| Directions for this task |
Give the data a second time, exactly and in full.

------ Records shown

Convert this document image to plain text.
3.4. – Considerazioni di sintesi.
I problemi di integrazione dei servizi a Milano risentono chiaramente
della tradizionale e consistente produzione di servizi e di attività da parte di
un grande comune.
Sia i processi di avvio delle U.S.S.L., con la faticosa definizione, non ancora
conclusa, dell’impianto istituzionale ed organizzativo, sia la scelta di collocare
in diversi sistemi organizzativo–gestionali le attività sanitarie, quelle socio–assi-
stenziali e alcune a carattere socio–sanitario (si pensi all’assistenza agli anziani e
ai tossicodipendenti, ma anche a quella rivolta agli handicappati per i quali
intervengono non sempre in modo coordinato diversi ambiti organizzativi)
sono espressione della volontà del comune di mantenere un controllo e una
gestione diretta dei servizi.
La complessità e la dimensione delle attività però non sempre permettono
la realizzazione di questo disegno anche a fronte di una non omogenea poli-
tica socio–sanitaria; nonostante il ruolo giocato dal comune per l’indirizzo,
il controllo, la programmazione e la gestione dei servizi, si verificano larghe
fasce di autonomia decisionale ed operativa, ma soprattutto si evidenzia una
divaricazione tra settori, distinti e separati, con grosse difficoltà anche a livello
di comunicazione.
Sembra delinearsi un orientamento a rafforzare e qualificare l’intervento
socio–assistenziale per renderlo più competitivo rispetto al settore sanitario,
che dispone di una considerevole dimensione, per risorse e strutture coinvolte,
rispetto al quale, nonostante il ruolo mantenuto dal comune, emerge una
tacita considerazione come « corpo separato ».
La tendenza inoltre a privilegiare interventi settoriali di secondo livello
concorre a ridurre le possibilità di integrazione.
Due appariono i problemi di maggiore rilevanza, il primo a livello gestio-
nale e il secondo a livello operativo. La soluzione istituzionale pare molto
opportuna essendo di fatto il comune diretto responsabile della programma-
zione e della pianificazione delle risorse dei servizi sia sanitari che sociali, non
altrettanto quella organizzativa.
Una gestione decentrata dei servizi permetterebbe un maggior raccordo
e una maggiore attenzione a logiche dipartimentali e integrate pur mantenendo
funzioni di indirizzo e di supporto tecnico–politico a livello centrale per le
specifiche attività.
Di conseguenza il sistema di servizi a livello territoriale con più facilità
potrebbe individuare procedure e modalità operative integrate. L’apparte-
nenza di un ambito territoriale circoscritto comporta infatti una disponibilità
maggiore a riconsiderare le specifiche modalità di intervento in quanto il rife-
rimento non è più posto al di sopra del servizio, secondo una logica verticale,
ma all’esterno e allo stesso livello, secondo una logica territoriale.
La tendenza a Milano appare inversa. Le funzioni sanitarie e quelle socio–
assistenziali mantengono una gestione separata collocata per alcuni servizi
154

------------

| Written solution |
Convert this document image to plain text.
3.4. – Considerazioni di sintesi.
I problemi di integrazione dei servizi a Milano risentono chiaramente
della tradizionale e consistente produzione di servizi e di attività da parte di
un grande comune.
Sia i processi di avvio delle U.S.S.L., con la faticosa definizione, non ancora
conclusa, dell’impianto istituzionale ed organizzativo, sia la scelta di collocare
in diversi sistemi organizzativo–gestionali le attività sanitarie, quelle socio–assi-
stenziali e alcune a carattere socio–sanitario (si pensi all’assistenza agli anziani e
ai tossicodipendenti, ma anche a quella rivolta agli handicappati per i quali
intervengono non sempre in modo coordinato diversi ambiti organizzativi)
sono espressione della volontà del comune di mantenere un controllo e una
gestione diretta dei servizi.
La complessità e la dimensione delle attività però non sempre permettono
la realizzazione di questo disegno anche a fronte di una non omogenea poli-
tica socio–sanitaria; nonostante il ruolo giocato dal comune per l’indirizzo,
il controllo, la programmazione e la gestione dei servizi, si verificano larghe
fasce di autonomia decisionale ed operativa, ma soprattutto si evidenzia una
divaricazione tra settori, distinti e separati, con grosse difficoltà anche a livello
di comunicazione.
Sembra delinearsi un orientamento a rafforzare e qualificare l’intervento
socio–assistenziale per renderlo più competitivo rispetto al settore sanitario,
che dispone di una considerevole dimensione, per risorse e strutture coinvolte,
rispetto al quale, nonostante il ruolo mantenuto dal comune, emerge una
tacita considerazione come « corpo separato ».
La tendenza inoltre a privilegiare interventi settoriali di secondo livello
concorre a ridurre le possibilità di integrazione.
Due appariono i problemi di maggiore rilevanza, il primo a livello gestio-
nale e il secondo a livello operativo. La soluzione istituzionale pare molto
opportuna essendo di fatto il comune diretto responsabile della programma-
zione e della pianificazione delle risorse dei servizi sia sanitari che sociali, non
altrettanto quella organizzativa.
Una gestione decentrata dei servizi permetterebbe un maggior raccordo
e una maggiore attenzione a logiche dipartimentali e integrate pur mantenendo
funzioni di indirizzo e di supporto tecnico–politico a livello centrale per le
specifiche attività.
Di conseguenza il sistema di servizi a livello territoriale con più facilità
potrebbe individuare procedure e modalità operative integrate. L’apparte-
nenza di un ambito territoriale circoscritto comporta infatti una disponibilità
maggiore a riconsiderare le specifiche modalità di intervento in quanto il rife-
rimento non è più posto al di sopra del servizio, secondo una logica verticale,
ma all’esterno e allo stesso livello, secondo una logica territoriale.
La tendenza a Milano appare inversa. Le funzioni sanitarie e quelle socio–
assistenziali mantengono una gestione separata collocata per alcuni servizi
154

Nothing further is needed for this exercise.